» **Task details**
Retype the material below. Keep every word exactly as it is.

## start

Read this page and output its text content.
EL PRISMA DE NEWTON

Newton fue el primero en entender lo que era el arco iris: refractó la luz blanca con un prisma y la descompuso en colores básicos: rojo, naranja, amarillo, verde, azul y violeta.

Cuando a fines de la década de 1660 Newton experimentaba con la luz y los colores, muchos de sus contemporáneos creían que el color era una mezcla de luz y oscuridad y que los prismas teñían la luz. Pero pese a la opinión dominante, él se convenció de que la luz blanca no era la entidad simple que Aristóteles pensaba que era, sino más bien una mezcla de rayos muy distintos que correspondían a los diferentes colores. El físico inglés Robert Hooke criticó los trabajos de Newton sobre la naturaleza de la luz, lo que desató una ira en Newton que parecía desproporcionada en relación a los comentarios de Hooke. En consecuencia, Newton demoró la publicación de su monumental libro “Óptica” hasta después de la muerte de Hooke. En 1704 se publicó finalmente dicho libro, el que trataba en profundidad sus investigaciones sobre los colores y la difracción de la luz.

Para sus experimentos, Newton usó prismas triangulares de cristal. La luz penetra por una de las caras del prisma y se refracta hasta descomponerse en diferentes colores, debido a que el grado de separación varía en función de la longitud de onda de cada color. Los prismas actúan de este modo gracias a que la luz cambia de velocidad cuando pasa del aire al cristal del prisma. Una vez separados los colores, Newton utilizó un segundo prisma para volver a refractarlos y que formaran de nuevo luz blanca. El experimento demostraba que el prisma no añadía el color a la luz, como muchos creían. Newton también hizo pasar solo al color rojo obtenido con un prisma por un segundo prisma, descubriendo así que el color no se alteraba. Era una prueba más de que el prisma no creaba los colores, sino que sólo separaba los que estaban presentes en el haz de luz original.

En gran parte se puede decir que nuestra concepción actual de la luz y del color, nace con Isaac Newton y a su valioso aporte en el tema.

## end

» **Exercise response**
Read this page and output its text content.
EL PRISMA DE NEWTON

Newton fue el primero en entender lo que era el arco iris: refractó la luz blanca con un prisma y la descompuso en colores básicos: rojo, naranja, amarillo, verde, azul y violeta.

Cuando a fines de la década de 1660 Newton experimentaba con la luz y los colores, muchos de sus contemporáneos creían que el color era una mezcla de luz y oscuridad y que los prismas teñían la luz. Pero pese a la opinión dominante, él se convenció de que la luz blanca no era la entidad simple que Aristóteles pensaba que era, sino más bien una mezcla de rayos muy distintos que correspondían a los diferentes colores. El físico inglés Robert Hooke criticó los trabajos de Newton sobre la naturaleza de la luz, lo que desató una ira en Newton que parecía desproporcionada en relación a los comentarios de Hooke. En consecuencia, Newton demoró la publicación de su monumental libro “Óptica” hasta después de la muerte de Hooke. En 1704 se publicó finalmente dicho libro, el que trataba en profundidad sus investigaciones sobre los colores y la difracción de la luz.

Para sus experimentos, Newton usó prismas triangulares de cristal. La luz penetra por una de las caras del prisma y se refracta hasta descomponerse en diferentes colores, debido a que el grado de separación varía en función de la longitud de onda de cada color. Los prismas actúan de este modo gracias a que la luz cambia de velocidad cuando pasa del aire al cristal del prisma. Una vez separados los colores, Newton utilizó un segundo prisma para volver a refractarlos y que formaran de nuevo luz blanca. El experimento demostraba que el prisma no añadía el color a la luz, como muchos creían. Newton también hizo pasar solo al color rojo obtenido con un prisma por un segundo prisma, descubriendo así que el color no se alteraba. Era una prueba más de que el prisma no creaba los colores, sino que sólo separaba los que estaban presentes en el haz de luz original.

En gran parte se puede decir que nuestra concepción actual de la luz y del color, nace con Isaac Newton y a su valioso aporte en el tema.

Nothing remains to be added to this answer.